• STATED TASK
Without skipping anything, write out each record below exactly.

──────── THE DATA ────────

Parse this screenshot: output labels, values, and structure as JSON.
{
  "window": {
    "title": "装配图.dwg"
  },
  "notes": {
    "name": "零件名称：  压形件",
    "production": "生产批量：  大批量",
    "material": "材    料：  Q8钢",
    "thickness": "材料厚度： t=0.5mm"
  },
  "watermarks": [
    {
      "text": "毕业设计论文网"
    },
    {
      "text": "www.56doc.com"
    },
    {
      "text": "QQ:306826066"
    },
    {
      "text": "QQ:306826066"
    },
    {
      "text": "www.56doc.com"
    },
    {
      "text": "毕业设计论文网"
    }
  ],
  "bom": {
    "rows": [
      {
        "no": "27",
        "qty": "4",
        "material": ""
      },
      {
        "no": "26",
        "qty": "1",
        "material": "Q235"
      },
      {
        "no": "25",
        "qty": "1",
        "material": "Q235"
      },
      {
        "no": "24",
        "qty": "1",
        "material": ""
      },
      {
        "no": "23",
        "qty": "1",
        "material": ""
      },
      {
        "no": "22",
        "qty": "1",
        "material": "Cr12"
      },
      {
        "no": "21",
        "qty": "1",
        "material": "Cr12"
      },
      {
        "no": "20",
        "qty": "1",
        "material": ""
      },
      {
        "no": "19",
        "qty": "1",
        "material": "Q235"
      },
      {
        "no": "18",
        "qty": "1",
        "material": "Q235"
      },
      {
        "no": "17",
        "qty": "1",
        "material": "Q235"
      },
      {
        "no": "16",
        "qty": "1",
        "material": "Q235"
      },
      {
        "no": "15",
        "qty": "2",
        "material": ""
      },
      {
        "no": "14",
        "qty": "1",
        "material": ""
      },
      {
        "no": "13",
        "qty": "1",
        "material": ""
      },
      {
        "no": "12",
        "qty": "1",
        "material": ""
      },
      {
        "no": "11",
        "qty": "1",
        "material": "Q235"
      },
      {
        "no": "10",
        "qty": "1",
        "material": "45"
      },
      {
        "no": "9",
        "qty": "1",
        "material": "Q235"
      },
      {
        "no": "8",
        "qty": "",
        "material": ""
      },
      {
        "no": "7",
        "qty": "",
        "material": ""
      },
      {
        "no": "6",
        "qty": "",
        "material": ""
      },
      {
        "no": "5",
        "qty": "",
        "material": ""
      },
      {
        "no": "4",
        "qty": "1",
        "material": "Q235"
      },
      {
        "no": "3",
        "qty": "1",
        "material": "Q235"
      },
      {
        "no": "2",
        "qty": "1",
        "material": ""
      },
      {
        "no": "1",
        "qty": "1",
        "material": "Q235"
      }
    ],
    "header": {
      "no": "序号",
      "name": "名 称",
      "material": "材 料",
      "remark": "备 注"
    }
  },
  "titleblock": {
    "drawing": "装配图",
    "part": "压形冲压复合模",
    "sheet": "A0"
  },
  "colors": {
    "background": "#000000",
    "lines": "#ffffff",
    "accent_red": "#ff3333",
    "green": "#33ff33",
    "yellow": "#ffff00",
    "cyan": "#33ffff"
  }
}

────────

• RESULT
Parse this screenshot: output labels, values, and structure as JSON.
{
  "window": {
    "title": "装配图.dwg"
  },
  "notes": {
    "name": "零件名称：  压形件",
    "production": "生产批量：  大批量",
    "material": "材    料：  Q8钢",
    "thickness": "材料厚度： t=0.5mm"
  },
  "watermarks": [
    {
      "text": "毕业设计论文网"
    },
    {
      "text": "www.56doc.com"
    },
    {
      "text": "QQ:306826066"
    },
    {
      "text": "QQ:306826066"
    },
    {
      "text": "www.56doc.com"
    },
    {
      "text": "毕业设计论文网"
    }
  ],
  "bom": {
    "rows": [
      {
        "no": "27",
        "qty": "4",
        "material": ""
      },
      {
        "no": "26",
        "qty": "1",
        "material": "Q235"
      },
      {
        "no": "25",
        "qty": "1",
        "material": "Q235"
      },
      {
        "no": "24",
        "qty": "1",
        "material": ""
      },
      {
        "no": "23",
        "qty": "1",
        "material": ""
      },
      {
        "no": "22",
        "qty": "1",
        "material": "Cr12"
      },
      {
        "no": "21",
        "qty": "1",
        "material": "Cr12"
      },
      {
        "no": "20",
        "qty": "1",
        "material": ""
      },
      {
        "no": "19",
        "qty": "1",
        "material": "Q235"
      },
      {
        "no": "18",
        "qty": "1",
        "material": "Q235"
      },
      {
        "no": "17",
        "qty": "1",
        "material": "Q235"
      },
      {
        "no": "16",
        "qty": "1",
        "material": "Q235"
      },
      {
        "no": "15",
        "qty": "2",
        "material": ""
      },
      {
        "no": "14",
        "qty": "1",
        "material": ""
      },
      {
        "no": "13",
        "qty": "1",
        "material": ""
      },
      {
        "no": "12",
        "qty": "1",
        "material": ""
      },
      {
        "no": "11",
        "qty": "1",
        "material": "Q235"
      },
      {
        "no": "10",
        "qty": "1",
        "material": "45"
      },
      {
        "no": "9",
        "qty": "1",
        "material": "Q235"
      },
      {
        "no": "8",
        "qty": "",
        "material": ""
      },
      {
        "no": "7",
        "qty": "",
        "material": ""
      },
      {
        "no": "6",
        "qty": "",
        "material": ""
      },
      {
        "no": "5",
        "qty": "",
        "material": ""
      },
      {
        "no": "4",
        "qty": "1",
        "material": "Q235"
      },
      {
        "no": "3",
        "qty": "1",
        "material": "Q235"
      },
      {
        "no": "2",
        "qty": "1",
        "material": ""
      },
      {
        "no": "1",
        "qty": "1",
        "material": "Q235"
      }
    ],
    "header": {
      "no": "序号",
      "name": "名 称",
      "material": "材 料",
      "remark": "备 注"
    }
  },
  "titleblock": {
    "drawing": "装配图",
    "part": "压形冲压复合模",
    "sheet": "A0"
  },
  "colors": {
    "background": "#000000",
    "lines": "#ffffff",
    "accent_red": "#ff3333",
    "green": "#33ff33",
    "yellow": "#ffff00",
    "cyan": "#33ffff"
  }
}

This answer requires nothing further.